▸ Task directions
Present every one of the lines below as a Markdown table with the columns Row and Line, skipping any blank lines. Leave the pictures out of the table.

Element boundary records:
- - - -

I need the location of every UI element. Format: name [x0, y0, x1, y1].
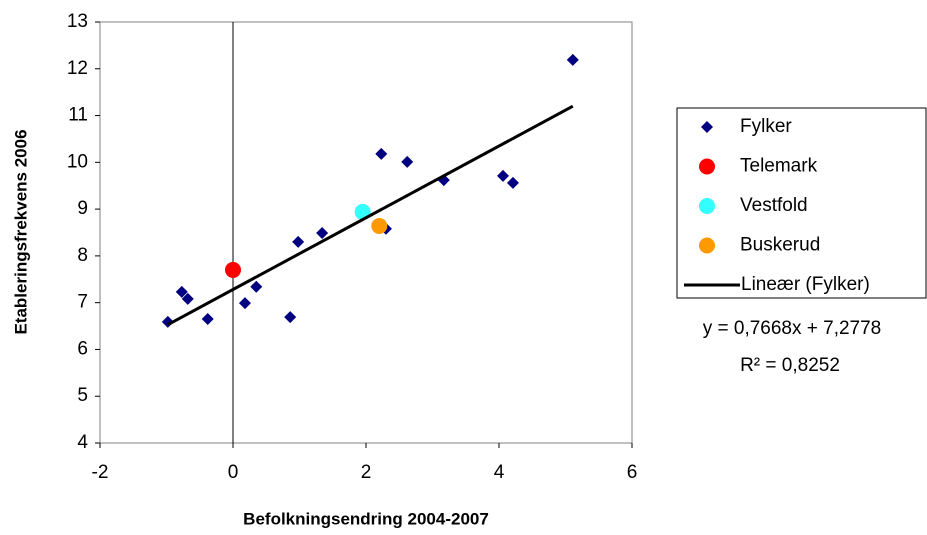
- y-tick-label: 8: [77, 245, 88, 266]
- legend-label: Vestfold: [740, 195, 808, 216]
- legend-marker: [701, 121, 713, 133]
- legend-label: Buskerud: [740, 235, 820, 256]
- plot-area: [99, 21, 633, 444]
- y-tick-label: 12: [67, 58, 88, 79]
- legend-box: [676, 107, 927, 299]
- y-tick-label: 13: [67, 11, 88, 32]
- diamond-marker: [201, 313, 214, 326]
- diamond-marker: [506, 176, 519, 189]
- r-squared: R² = 0,8252: [740, 355, 840, 376]
- diamond-marker: [250, 280, 263, 293]
- circle-marker: [371, 217, 388, 234]
- x-tick-label: 2: [361, 462, 372, 483]
- legend-marker: [699, 158, 715, 175]
- x-tick-label: 0: [228, 462, 239, 483]
- y-tick-label: 5: [77, 385, 88, 406]
- y-tick-label: 6: [77, 338, 88, 359]
- trend-equation: y = 0,7668x + 7,2778: [703, 318, 882, 339]
- diamond-marker: [566, 53, 579, 66]
- y-tick-label: 7: [77, 292, 88, 313]
- diamond-marker: [401, 155, 414, 168]
- legend-marker: [699, 198, 715, 214]
- x-tick-label: -2: [92, 462, 109, 483]
- legend-label: Lineær (Fylker): [741, 274, 870, 295]
- y-tick-label: 4: [77, 432, 88, 453]
- y-axis-title: Etableringsfrekvens 2006: [11, 129, 30, 334]
- trend-line: [167, 104, 574, 326]
- legend-label: Fylker: [740, 116, 792, 137]
- y-tick-label: 9: [77, 198, 88, 219]
- diamond-marker: [161, 315, 174, 328]
- y-tick-label: 10: [67, 151, 88, 172]
- diamond-marker: [284, 311, 297, 324]
- x-tick-label: 4: [494, 462, 505, 483]
- legend-label: Telemark: [740, 156, 818, 177]
- x-axis-title: Befolkningsendring 2004-2007: [243, 509, 489, 528]
- diamond-marker: [316, 226, 329, 239]
- diamond-marker: [375, 147, 388, 160]
- y-tick-label: 11: [68, 105, 88, 126]
- diamond-marker: [292, 235, 305, 248]
- legend-marker: [699, 237, 715, 254]
- diamond-marker: [175, 285, 188, 298]
- diamond-marker: [181, 292, 194, 305]
- diamond-marker: [238, 297, 251, 310]
- x-tick-label: 6: [627, 462, 638, 483]
- diamond-marker: [496, 169, 509, 182]
- circle-marker: [225, 261, 241, 278]
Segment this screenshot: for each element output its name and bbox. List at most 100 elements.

- - - -

▸ Task result
| Row | Line |
|---|---|
| 1 | I need the location of every UI element. Format: name [x0, y0, x1, y1]. |
| 2 | - y-tick-label: 8: [77, 245, 88, 266] |
| 3 | - legend-label: Vestfold: [740, 195, 808, 216] |
| 4 | - legend-marker: [701, 121, 713, 133] |
| 5 | - legend-label: Buskerud: [740, 235, 820, 256] |
| 6 | - plot-area: [99, 21, 633, 444] |
| 7 | - y-tick-label: 12: [67, 58, 88, 79] |
| 8 | - legend-box: [676, 107, 927, 299] |
| 9 | - y-tick-label: 13: [67, 11, 88, 32] |
| 10 | - diamond-marker: [201, 313, 214, 326] |
| 11 | - diamond-marker: [506, 176, 519, 189] |
| 12 | - r-squared: R² = 0,8252: [740, 355, 840, 376] |
| 13 | - diamond-marker: [250, 280, 263, 293] |
| 14 | - circle-marker: [371, 217, 388, 234] |
| 15 | - x-tick-label: 2: [361, 462, 372, 483] |
| 16 | - legend-marker: [699, 158, 715, 175] |
| 17 | - x-tick-label: 0: [228, 462, 239, 483] |
| 18 | - y-tick-label: 5: [77, 385, 88, 406] |
| 19 | - y-tick-label: 6: [77, 338, 88, 359] |
| 20 | - trend-equation: y = 0,7668x + 7,2778: [703, 318, 882, 339] |
| 21 | - diamond-marker: [566, 53, 579, 66] |
| 22 | - y-tick-label: 7: [77, 292, 88, 313] |
| 23 | - diamond-marker: [401, 155, 414, 168] |
| 24 | - legend-marker: [699, 198, 715, 214] |
| 25 | - x-tick-label: -2: [92, 462, 109, 483] |
| 26 | - legend-label: Lineær (Fylker): [741, 274, 870, 295] |
| 27 | - y-tick-label: 4: [77, 432, 88, 453] |
| 28 | - y-axis-title: Etableringsfrekvens 2006: [11, 129, 30, 334] |
| 29 | - trend-line: [167, 104, 574, 326] |
| 30 | - legend-label: Fylker: [740, 116, 792, 137] |
| 31 | - y-tick-label: 9: [77, 198, 88, 219] |
| 32 | - diamond-marker: [161, 315, 174, 328] |
| 33 | - y-tick-label: 10: [67, 151, 88, 172] |
| 34 | - diamond-marker: [284, 311, 297, 324] |
| 35 | - x-tick-label: 4: [494, 462, 505, 483] |
| 36 | - legend-label: Telemark: [740, 156, 818, 177] |
| 37 | - x-axis-title: Befolkningsendring 2004-2007: [243, 509, 489, 528] |
| 38 | - diamond-marker: [316, 226, 329, 239] |
| 39 | - diamond-marker: [375, 147, 388, 160] |
| 40 | - y-tick-label: 11: [68, 105, 88, 126] |
| 41 | - diamond-marker: [292, 235, 305, 248] |
| 42 | - legend-marker: [699, 237, 715, 254] |
| 43 | - diamond-marker: [175, 285, 188, 298] |
| 44 | - diamond-marker: [181, 292, 194, 305] |
| 45 | - diamond-marker: [238, 297, 251, 310] |
| 46 | - x-tick-label: 6: [627, 462, 638, 483] |
| 47 | - diamond-marker: [496, 169, 509, 182] |
| 48 | - circle-marker: [225, 261, 241, 278] |
| 49 | Segment this screenshot: for each element output its name and bbox. List at most 100 elements. |